Provided information ▸
┄┄┄┄┄┄

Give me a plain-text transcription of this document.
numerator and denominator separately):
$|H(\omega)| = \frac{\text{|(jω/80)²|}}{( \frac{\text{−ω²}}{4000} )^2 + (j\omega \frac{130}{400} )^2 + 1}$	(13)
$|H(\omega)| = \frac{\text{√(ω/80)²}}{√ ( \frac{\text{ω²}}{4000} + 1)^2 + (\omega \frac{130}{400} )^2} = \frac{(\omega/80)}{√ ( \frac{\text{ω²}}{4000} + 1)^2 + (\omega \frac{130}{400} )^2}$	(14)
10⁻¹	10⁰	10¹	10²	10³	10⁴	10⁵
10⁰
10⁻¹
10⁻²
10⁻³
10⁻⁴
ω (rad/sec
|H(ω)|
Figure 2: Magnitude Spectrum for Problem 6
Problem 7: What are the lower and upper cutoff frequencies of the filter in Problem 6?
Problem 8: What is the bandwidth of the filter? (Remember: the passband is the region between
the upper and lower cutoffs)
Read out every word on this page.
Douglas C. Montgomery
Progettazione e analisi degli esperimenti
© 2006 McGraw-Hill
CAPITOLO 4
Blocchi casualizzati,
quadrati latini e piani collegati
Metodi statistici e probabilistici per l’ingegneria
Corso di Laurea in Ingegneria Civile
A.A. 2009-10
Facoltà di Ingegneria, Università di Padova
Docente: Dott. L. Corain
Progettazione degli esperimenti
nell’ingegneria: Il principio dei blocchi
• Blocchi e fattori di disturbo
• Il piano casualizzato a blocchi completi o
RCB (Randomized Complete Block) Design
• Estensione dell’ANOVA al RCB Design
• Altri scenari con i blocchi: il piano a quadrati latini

┄┄┄┄┄┄

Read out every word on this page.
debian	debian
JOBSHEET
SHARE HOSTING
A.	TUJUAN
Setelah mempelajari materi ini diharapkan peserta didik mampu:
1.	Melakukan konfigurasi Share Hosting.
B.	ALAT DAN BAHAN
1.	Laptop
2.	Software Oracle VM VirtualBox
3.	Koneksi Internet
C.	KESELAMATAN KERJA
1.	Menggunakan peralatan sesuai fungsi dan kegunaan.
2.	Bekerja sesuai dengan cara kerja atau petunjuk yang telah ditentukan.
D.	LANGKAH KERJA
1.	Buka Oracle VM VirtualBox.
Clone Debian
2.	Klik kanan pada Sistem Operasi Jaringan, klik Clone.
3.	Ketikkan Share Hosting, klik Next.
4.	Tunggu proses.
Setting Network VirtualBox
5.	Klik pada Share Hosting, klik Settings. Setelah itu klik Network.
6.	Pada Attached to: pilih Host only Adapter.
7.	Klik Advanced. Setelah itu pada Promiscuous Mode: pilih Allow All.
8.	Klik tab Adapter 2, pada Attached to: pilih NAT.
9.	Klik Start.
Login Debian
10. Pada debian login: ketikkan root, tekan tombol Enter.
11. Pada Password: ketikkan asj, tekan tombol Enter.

┄┄┄┄┄┄

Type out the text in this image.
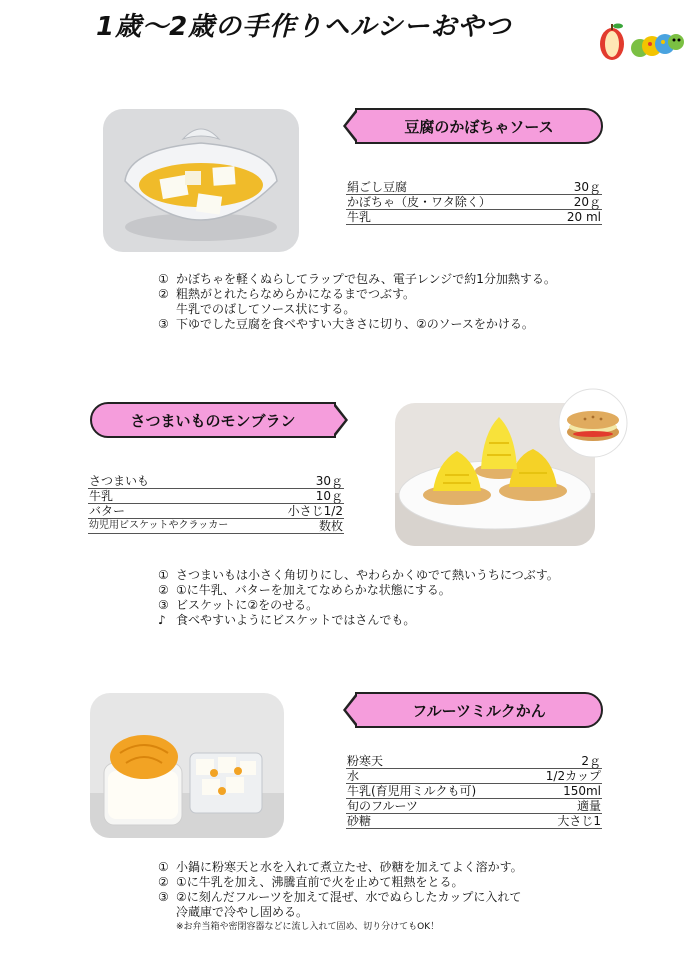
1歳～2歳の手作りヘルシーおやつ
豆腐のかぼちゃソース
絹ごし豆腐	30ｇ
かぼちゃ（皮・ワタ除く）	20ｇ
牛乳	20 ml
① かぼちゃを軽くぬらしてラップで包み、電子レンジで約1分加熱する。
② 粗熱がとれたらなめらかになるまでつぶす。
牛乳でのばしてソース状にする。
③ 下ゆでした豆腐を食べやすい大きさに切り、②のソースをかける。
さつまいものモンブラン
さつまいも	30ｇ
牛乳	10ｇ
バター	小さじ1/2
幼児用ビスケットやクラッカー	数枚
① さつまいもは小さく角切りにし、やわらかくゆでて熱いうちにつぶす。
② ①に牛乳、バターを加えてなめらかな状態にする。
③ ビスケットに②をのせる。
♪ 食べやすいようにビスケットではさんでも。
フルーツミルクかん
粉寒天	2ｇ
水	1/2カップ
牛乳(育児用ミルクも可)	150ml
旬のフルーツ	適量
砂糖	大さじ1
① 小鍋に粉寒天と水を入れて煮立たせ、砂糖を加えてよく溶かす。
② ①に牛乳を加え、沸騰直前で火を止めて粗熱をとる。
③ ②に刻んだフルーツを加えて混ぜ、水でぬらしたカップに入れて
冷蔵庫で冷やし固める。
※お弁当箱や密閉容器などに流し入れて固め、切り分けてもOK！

┄┄┄┄┄┄

Written request ▸ Identify the lines above that contain the word "Adapter", then copy them.

Solution to this task ▸
6.	Pada Attached to: pilih Host only Adapter.
8.	Klik tab Adapter 2, pada Attached to: pilih NAT.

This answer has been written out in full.